● INSTRUCTIONS TO FOLLOW:
Copy out each line that includes the word "document".

● MATERIAL SHOWN:

** Start **

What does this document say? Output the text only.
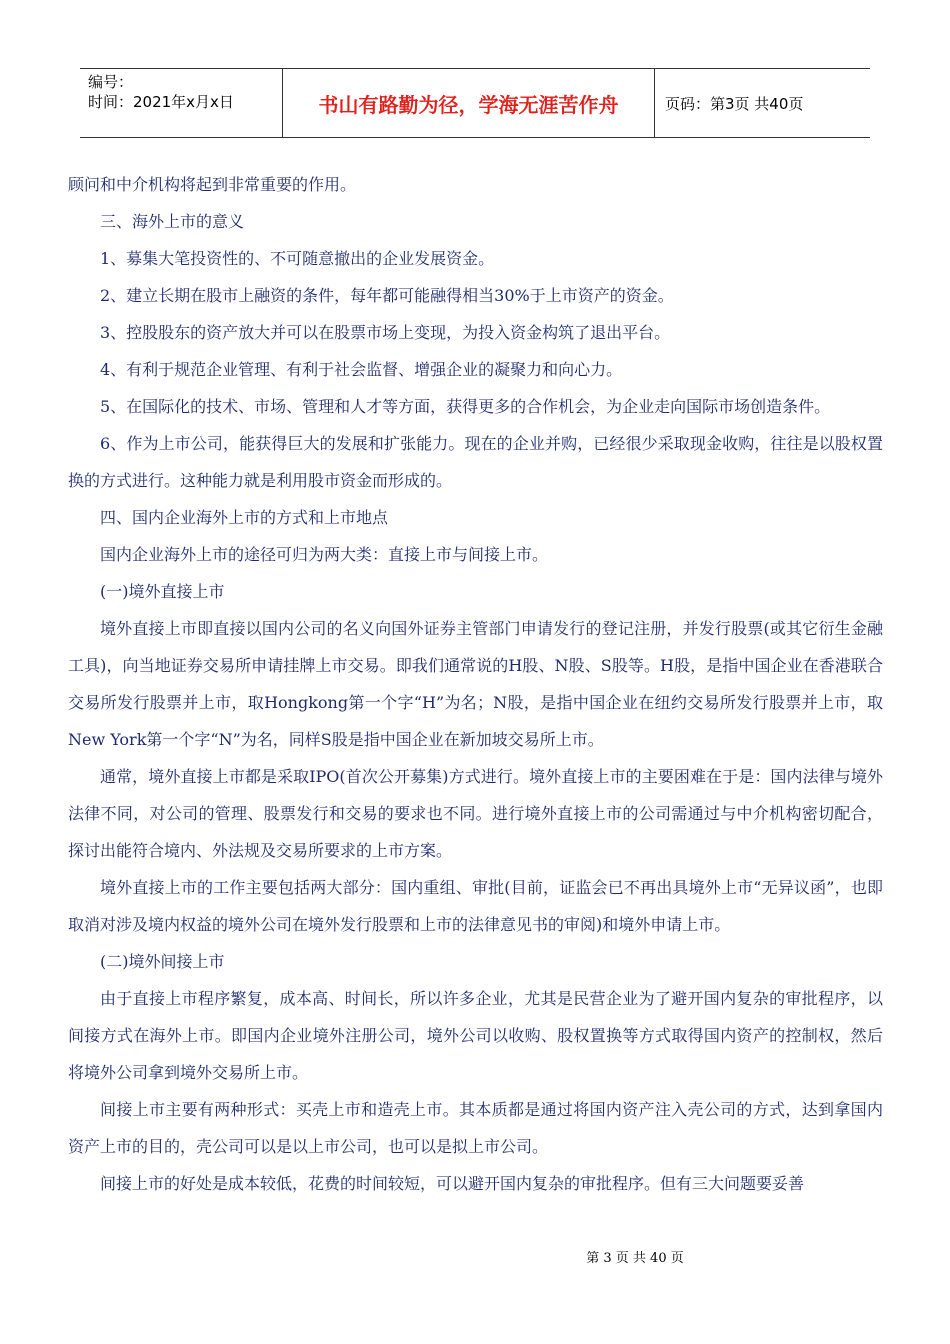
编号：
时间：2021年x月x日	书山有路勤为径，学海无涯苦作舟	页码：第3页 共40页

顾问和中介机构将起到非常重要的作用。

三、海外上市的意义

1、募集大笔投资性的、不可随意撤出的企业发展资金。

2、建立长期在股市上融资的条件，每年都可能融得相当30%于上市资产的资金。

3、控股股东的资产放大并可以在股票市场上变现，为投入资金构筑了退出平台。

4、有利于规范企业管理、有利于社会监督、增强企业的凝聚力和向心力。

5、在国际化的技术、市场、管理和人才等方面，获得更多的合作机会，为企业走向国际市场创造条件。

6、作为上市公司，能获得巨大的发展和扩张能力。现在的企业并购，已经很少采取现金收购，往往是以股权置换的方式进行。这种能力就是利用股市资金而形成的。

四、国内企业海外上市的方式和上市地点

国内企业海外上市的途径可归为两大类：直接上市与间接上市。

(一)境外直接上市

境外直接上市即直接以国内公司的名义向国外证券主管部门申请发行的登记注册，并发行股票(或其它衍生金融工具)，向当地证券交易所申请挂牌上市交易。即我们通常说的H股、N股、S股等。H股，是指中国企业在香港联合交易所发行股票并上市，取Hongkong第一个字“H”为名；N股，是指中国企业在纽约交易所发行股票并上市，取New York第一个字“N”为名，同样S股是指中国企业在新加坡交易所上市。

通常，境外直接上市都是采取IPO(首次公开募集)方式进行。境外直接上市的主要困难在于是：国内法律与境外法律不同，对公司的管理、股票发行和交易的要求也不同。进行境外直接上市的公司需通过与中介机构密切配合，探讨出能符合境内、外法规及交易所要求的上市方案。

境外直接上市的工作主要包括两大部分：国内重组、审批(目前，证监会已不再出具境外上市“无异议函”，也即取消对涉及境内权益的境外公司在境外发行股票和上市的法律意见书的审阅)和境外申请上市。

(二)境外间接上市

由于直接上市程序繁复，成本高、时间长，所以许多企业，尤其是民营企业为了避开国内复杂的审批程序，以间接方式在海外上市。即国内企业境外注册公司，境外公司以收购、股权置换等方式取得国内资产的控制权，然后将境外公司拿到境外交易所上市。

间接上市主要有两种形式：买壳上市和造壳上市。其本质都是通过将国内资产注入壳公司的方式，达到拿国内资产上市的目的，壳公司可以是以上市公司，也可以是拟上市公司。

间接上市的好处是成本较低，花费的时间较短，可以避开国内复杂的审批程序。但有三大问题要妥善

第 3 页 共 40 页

** End **
** Start **

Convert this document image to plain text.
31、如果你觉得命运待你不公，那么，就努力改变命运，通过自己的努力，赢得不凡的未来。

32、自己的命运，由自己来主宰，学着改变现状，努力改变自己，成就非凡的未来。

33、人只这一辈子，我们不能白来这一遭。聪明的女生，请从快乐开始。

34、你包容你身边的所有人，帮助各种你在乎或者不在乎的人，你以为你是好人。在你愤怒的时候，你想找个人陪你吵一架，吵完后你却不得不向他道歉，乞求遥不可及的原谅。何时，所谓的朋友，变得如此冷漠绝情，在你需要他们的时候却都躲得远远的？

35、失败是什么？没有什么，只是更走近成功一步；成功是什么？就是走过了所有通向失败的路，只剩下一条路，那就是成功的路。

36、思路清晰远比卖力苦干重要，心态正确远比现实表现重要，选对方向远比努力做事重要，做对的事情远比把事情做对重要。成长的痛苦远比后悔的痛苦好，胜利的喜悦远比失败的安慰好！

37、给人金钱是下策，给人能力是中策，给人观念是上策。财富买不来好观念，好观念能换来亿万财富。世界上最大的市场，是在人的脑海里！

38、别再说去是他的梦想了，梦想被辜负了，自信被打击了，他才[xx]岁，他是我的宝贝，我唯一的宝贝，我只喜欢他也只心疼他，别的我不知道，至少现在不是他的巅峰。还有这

** End **

● CORRECT OUTPUT:
What does this document say? Output the text only.
Convert this document image to plain text.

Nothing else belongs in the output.